What is asked – Tally the lines that hold the string "增减幅涨跌幅", and reply with the count alone.

Given records –
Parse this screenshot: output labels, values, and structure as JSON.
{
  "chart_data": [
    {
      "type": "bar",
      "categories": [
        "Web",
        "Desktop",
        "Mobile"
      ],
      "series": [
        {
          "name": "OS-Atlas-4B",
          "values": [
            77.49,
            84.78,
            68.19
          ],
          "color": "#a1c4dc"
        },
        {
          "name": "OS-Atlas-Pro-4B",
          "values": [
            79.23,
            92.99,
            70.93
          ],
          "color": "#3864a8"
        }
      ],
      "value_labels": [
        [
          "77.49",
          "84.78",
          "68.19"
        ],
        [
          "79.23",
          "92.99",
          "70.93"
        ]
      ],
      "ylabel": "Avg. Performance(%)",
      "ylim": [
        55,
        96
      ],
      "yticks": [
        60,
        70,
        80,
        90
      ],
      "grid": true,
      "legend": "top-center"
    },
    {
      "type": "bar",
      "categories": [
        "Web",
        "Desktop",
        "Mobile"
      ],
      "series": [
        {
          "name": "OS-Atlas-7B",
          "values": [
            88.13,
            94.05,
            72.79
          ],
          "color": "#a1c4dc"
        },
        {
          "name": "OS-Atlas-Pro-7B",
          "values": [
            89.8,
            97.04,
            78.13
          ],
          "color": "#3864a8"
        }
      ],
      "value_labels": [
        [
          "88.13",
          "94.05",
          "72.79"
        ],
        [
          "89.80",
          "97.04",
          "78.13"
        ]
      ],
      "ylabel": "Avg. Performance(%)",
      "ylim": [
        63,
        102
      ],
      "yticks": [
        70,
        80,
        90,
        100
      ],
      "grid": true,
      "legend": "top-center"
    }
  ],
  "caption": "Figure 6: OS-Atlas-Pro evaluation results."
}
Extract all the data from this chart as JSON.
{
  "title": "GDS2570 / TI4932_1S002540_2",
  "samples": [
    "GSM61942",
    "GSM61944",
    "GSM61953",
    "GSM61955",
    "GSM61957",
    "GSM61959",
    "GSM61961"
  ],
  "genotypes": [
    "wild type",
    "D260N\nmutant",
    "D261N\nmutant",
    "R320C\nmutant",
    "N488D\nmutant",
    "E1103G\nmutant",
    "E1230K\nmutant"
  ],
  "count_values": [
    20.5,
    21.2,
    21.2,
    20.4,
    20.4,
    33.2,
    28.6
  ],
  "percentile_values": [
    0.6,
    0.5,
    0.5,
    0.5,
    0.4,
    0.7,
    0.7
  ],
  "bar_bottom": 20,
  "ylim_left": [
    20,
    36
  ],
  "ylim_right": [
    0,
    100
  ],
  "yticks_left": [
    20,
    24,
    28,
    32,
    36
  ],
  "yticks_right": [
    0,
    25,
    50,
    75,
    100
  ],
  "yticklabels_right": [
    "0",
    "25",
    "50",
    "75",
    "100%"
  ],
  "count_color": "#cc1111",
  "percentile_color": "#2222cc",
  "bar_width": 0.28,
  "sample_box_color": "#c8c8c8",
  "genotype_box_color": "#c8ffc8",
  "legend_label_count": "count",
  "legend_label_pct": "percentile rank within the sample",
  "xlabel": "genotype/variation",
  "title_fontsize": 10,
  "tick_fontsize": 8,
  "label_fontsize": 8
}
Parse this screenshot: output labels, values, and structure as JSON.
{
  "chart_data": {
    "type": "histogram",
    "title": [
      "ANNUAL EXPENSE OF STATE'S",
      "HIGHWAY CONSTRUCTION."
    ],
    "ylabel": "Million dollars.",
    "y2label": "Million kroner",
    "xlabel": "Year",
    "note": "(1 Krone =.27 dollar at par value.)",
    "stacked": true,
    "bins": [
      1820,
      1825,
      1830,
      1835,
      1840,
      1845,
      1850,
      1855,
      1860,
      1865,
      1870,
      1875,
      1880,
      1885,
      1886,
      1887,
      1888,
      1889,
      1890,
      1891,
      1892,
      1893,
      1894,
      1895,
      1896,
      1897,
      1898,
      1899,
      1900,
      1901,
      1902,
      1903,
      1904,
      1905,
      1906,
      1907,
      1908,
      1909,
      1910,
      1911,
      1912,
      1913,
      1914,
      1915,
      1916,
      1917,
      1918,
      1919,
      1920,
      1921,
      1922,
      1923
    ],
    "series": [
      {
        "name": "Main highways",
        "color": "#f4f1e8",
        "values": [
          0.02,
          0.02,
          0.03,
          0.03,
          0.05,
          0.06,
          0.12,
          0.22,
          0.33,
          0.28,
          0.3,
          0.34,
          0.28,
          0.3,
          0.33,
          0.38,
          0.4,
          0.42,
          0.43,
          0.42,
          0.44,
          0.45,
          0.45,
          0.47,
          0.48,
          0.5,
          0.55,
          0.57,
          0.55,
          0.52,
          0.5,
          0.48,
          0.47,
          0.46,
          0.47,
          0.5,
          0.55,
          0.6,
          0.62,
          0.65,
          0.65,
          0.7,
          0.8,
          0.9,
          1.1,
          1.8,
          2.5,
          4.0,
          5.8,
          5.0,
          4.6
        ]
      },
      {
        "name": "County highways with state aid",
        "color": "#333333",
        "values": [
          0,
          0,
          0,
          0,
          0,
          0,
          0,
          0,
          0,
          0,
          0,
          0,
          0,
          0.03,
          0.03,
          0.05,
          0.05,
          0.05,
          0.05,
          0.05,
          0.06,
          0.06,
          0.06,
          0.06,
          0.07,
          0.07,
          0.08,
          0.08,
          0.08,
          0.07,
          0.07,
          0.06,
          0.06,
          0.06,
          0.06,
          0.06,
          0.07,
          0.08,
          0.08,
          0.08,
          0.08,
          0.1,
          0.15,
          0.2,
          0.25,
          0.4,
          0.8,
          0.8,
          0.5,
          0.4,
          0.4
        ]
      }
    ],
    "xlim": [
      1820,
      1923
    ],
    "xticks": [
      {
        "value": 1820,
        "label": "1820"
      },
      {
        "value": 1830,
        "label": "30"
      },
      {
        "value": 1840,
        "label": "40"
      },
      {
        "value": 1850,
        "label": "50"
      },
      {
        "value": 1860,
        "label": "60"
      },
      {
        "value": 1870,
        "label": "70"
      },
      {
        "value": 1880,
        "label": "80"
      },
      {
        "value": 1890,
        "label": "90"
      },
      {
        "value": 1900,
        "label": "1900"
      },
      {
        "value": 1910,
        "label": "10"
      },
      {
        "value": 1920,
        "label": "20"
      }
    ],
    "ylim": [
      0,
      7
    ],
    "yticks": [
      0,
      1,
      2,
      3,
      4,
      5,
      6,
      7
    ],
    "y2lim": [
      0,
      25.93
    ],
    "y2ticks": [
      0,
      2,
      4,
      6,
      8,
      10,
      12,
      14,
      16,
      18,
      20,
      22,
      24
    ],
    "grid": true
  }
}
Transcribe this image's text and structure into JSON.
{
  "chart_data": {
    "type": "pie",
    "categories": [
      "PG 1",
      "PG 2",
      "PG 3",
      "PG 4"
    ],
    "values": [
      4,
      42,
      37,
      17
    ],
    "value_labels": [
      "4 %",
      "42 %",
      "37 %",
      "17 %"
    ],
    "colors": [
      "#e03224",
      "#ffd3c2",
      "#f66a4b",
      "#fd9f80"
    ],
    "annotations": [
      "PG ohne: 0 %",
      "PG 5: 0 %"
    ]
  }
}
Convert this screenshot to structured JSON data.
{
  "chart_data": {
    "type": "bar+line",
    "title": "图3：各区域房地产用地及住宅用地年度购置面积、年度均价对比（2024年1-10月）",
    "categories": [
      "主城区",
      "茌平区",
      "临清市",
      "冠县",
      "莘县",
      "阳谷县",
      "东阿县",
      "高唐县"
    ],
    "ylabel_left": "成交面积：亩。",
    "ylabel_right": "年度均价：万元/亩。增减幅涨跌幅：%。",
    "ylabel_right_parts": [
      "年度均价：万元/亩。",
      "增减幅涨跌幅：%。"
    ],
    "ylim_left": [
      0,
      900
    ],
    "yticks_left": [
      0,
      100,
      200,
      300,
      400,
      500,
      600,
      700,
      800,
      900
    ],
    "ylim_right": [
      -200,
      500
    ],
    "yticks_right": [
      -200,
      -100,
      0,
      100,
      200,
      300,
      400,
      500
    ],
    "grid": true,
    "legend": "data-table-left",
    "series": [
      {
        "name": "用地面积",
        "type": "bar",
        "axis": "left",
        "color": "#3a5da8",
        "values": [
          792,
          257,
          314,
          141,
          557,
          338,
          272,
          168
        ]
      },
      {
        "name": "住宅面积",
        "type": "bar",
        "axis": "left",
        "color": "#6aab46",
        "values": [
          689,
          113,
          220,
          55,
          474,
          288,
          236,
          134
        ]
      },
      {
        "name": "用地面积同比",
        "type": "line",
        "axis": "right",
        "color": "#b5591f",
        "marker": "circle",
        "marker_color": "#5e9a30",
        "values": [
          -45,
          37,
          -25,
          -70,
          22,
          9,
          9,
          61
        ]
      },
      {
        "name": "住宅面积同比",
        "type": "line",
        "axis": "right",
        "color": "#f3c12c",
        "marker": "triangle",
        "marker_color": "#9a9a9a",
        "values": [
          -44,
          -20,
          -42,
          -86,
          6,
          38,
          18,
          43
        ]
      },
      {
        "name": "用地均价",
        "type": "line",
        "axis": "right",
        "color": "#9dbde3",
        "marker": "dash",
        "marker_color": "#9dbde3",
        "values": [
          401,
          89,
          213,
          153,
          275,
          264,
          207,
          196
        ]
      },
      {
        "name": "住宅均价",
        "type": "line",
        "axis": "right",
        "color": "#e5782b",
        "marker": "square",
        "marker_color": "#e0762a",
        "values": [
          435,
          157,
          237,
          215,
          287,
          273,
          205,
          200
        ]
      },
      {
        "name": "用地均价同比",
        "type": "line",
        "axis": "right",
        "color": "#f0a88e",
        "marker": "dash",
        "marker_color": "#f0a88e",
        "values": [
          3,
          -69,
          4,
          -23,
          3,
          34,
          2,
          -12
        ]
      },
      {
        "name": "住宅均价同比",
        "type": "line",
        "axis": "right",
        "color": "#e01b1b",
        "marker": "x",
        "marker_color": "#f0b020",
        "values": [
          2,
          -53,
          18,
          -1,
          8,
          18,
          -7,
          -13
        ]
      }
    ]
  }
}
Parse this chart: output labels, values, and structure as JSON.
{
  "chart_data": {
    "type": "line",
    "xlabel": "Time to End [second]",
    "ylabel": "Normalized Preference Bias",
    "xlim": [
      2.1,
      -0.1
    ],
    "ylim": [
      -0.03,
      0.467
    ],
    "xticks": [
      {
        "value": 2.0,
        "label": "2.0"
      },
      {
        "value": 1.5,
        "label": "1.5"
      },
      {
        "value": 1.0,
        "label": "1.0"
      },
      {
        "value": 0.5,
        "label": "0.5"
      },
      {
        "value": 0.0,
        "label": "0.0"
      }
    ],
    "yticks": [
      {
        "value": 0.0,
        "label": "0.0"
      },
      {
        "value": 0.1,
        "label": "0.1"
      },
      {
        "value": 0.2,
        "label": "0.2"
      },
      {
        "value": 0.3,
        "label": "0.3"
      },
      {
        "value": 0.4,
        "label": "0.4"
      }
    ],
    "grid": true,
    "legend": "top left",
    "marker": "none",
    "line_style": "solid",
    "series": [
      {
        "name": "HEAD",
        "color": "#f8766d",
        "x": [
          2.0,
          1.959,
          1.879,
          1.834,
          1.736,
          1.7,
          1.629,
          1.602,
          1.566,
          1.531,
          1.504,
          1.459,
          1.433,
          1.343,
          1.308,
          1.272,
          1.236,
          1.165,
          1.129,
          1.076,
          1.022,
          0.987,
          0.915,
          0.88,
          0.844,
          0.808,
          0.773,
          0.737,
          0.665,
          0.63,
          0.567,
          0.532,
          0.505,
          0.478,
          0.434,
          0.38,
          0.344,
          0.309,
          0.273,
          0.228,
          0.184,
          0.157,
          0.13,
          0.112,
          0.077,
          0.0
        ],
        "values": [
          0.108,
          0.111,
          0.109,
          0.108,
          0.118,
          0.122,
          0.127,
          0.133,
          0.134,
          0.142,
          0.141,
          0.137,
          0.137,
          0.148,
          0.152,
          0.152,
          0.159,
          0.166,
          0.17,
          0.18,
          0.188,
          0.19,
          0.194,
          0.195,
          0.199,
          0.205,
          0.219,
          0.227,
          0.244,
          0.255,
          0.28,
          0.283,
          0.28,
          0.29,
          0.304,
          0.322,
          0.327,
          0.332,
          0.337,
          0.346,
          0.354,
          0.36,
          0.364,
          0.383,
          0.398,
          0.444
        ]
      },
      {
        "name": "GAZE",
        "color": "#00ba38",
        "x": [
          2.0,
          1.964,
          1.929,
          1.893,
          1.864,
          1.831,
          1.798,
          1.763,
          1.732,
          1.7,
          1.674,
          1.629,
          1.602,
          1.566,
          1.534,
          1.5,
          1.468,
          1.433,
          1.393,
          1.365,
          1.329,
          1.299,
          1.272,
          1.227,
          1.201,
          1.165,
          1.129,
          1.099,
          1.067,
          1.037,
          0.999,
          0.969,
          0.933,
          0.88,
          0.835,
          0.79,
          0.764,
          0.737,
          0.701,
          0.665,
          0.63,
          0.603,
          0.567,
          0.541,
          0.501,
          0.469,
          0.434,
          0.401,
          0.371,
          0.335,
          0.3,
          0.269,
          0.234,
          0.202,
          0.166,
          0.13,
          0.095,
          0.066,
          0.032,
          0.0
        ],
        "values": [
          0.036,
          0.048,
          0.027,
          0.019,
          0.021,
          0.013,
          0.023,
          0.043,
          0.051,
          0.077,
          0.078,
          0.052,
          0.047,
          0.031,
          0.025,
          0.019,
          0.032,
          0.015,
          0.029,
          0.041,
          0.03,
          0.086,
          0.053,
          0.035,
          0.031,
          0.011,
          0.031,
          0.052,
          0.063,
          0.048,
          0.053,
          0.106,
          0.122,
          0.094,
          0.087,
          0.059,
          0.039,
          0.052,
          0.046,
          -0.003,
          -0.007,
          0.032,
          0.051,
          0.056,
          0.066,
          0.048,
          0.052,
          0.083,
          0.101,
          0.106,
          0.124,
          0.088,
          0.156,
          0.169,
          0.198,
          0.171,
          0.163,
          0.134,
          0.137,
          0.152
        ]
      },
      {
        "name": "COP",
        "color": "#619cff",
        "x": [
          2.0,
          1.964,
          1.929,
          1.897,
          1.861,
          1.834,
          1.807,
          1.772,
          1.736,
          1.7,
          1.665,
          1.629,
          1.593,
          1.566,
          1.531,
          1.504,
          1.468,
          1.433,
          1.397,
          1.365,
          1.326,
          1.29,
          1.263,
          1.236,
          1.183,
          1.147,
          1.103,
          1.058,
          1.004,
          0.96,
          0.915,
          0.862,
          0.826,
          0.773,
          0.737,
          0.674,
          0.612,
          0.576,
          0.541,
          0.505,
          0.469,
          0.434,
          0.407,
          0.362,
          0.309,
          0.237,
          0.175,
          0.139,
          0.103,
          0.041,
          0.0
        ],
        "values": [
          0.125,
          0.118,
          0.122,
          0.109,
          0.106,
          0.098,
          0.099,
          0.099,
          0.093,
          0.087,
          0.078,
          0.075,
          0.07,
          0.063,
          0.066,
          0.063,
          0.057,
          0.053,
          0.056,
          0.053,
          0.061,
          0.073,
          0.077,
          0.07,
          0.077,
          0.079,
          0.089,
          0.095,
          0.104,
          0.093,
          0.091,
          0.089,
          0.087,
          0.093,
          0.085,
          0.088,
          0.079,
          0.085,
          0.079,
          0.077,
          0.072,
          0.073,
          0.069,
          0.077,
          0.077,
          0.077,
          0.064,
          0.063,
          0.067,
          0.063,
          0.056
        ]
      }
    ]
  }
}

Task solution – 2